■ **EXTRAIT DE PAGE**

'''

Pétition pour annuler la session: le ministère travaille sur «des balises claires»

TROIS-RIVIÈRES — La pétition lancée sur le site Change.org dimanche dernier par une étudiante de l’UQTR, Élizabeth Leblanc-Michaud, afin de demander la suspension de la session d’hiver et une reconnaissance des crédits sans note finale a dépassé les 100 000 noms, mercredi et les signatures ne cessent de s’accumuler.

Du côté du ministère de l’Éducation et de l’Enseignement supérieur, il ne semble pas que cette pétition empêchera le ministère de maintenir sa position. «Les cégeps et les universités donneront aux étudiantes et aux étudiants la possibilité de compléter leur session à distance», a indiqué au Nouvelliste l’attaché de presse du ministre, Francis Bouchard.

«Les modalités qui leur permettront de conclure la session Hiver 2020 leurs seront communiquées par leurs établissements dans les prochains jours», dit-il.

Toutefois, précise M. Bouchard, «nous sommes actuellement à travailler à l’élaboration de balises claires à cet effet, de concert avec nos partenaires des réseaux collégial et universitaires», précise-t-il.

C’est que la situation, rappelons-le, n’est pas la même d’un étudiant à l’autre. Certains devaient recevoir leur diplôme final en mai, d’autres avaient des stages à compléter. Pour d’autres encore, la présence en classe était indispensable, soit pour des laboratoires ou des formations en santé. Plusieurs ne disposent pas d’ordinateurs ou de connexion internet à la maison pour pouvoir suivre les instructions de leurs professeurs comme l’a rappelé au Nouvelliste l’initiatrice de la pétition.

Mme Leblanc-Michaud rappelle, sur le site de la pétition, que des étudiants ont perdu leur emploi, n’ont plus d’appartement et doivent eux aussi prendre soin de proches qui subiront la COVID-19.

«Nous exigeons du ministre de l’Éducation et l’Enseignement supérieur, Jean-François Roberge, qu’il offre une solution globale et équitable pour les étudiant-e-s de l’ensemble des établissements d’études supérieures du Québec, incluant les cégep, les collèges et les universités», peut-on lire dans la pétition.

«Le difficultés vécues par les étudiants sont, le plus possible, prises en compte», assure le président du Syndicat des professeur(e)s de l’UQTR, Gilles Bronchti. Aussi les difficultés des enseignants qui sont considérables», souligne-t-il.

L’UQTR rappelle que l’enseignement supérieur en ligne (donc universités et cégeps), fait partie des services essentiels et autres activités prioritaires sur la liste du gouvernement du Québec. L’UQTR travaille présentement à faire basculer ses services en mode virtuel et poursuivra même ses activités d’admission à distance.

Malgré la situation, les inscriptions pour la session d’été à l’UQTR ont été ouvertes en ligne le 24 mars et l’Université indique qu’elle informera ses étudiants dès que possible sur l’organisation de cette session d’été 2020.

La directive sur la suspension des stages demeure en vigueur, mais pourrait évoluer. Tous les stages de formation sont suspendus jusqu’à nouvel ordre, sauf exception pour les demandes du réseau de la santé. En pareil cas, une analyse particulière est faite.

Toute la mobilité étudiante sortante et entrante pour des cours, stages, écoles d’été et autres événements est suspendue jusqu’au 31 juillet.

'''

■ **DONNÉES FOURNIES**
'''

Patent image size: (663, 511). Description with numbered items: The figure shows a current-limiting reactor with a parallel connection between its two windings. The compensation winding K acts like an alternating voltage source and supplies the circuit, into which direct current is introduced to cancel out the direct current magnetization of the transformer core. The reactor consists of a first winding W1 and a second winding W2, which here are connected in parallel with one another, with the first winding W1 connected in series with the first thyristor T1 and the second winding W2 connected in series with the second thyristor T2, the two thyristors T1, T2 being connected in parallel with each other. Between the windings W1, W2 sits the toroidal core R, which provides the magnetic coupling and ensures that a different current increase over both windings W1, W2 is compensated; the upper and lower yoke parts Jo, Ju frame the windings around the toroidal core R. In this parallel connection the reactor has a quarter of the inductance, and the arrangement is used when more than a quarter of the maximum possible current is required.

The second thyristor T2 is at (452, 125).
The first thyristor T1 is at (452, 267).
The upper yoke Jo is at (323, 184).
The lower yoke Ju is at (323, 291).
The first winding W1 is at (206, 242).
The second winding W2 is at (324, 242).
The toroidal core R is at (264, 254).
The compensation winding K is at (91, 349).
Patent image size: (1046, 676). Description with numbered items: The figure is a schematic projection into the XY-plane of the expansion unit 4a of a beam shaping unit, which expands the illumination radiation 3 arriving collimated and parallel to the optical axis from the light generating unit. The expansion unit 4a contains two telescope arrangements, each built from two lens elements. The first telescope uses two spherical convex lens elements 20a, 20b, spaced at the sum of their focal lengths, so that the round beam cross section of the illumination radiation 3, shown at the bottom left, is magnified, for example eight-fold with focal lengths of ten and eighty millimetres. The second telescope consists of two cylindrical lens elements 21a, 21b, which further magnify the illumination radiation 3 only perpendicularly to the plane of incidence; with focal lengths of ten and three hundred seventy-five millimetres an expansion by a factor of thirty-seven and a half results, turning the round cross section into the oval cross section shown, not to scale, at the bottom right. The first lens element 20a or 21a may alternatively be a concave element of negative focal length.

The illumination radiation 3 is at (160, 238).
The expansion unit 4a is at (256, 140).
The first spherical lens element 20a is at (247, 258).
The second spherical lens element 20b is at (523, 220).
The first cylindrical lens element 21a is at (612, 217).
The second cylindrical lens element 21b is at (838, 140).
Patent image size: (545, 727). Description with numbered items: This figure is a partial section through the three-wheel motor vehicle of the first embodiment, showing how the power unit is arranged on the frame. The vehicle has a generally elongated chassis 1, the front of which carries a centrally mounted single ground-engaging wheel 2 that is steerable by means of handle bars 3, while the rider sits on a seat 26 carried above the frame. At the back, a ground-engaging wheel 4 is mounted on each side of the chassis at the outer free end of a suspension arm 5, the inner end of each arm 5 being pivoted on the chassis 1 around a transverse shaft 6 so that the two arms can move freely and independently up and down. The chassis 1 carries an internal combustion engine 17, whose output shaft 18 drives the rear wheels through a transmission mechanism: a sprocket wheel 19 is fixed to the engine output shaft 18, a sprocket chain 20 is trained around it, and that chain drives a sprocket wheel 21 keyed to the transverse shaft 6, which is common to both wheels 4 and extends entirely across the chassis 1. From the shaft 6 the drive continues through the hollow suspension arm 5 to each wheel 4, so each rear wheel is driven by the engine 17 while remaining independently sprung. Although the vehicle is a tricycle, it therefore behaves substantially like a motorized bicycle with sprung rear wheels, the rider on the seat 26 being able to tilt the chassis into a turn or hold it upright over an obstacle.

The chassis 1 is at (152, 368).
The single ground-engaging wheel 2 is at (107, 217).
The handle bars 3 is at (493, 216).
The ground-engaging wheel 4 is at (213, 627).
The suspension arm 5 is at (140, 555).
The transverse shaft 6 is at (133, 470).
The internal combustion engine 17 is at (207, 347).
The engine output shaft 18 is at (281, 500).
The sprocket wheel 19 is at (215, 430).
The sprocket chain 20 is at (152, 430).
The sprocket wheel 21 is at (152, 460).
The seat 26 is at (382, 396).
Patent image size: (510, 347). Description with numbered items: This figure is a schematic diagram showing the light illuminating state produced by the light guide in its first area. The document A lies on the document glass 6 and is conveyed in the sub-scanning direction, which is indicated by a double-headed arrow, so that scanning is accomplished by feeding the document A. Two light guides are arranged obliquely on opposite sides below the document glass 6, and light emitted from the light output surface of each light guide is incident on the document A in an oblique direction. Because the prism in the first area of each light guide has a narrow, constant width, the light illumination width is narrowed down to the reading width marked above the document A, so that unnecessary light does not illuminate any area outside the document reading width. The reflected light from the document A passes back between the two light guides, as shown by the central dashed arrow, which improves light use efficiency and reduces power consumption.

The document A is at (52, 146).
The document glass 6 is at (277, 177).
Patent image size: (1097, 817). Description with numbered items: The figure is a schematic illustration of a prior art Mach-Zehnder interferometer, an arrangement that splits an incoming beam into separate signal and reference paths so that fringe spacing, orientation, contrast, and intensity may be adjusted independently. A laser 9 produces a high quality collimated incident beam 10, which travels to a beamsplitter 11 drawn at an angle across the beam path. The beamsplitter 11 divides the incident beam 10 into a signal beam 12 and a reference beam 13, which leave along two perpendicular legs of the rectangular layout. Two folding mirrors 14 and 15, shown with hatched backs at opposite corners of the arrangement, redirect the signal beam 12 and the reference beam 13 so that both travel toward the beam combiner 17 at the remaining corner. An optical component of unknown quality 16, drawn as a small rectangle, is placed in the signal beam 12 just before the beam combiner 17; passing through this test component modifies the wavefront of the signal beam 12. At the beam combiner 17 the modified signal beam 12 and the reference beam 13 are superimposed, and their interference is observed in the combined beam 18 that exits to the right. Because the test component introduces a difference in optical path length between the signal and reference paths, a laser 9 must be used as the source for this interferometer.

'''

■ **EXERCICES À RÉALISER**
1 - D'après l'extrait de page, jusqu'à quelle date la mobilité étudiante sortante et entrante est-elle suspendue ?
2 - Relevez tel quel, dans l'extrait de page, le passage qui va de « C’est que la » à « de la pétition. ».

■ **RÉSULTATS ATTENDUS**
1 - Jusqu'au 31 juillet.

2 -
C’est que la situation, rappelons-le, n’est pas la même d’un étudiant à l’autre. Certains devaient recevoir leur diplôme final en mai, d’autres avaient des stages à compléter. Pour d’autres encore, la présence en classe était indispensable, soit pour des laboratoires ou des formations en santé. Plusieurs ne disposent pas d’ordinateurs ou de connexion internet à la maison pour pouvoir suivre les instructions de leurs professeurs comme l’a rappelé au Nouvelliste l’initiatrice de la pétition.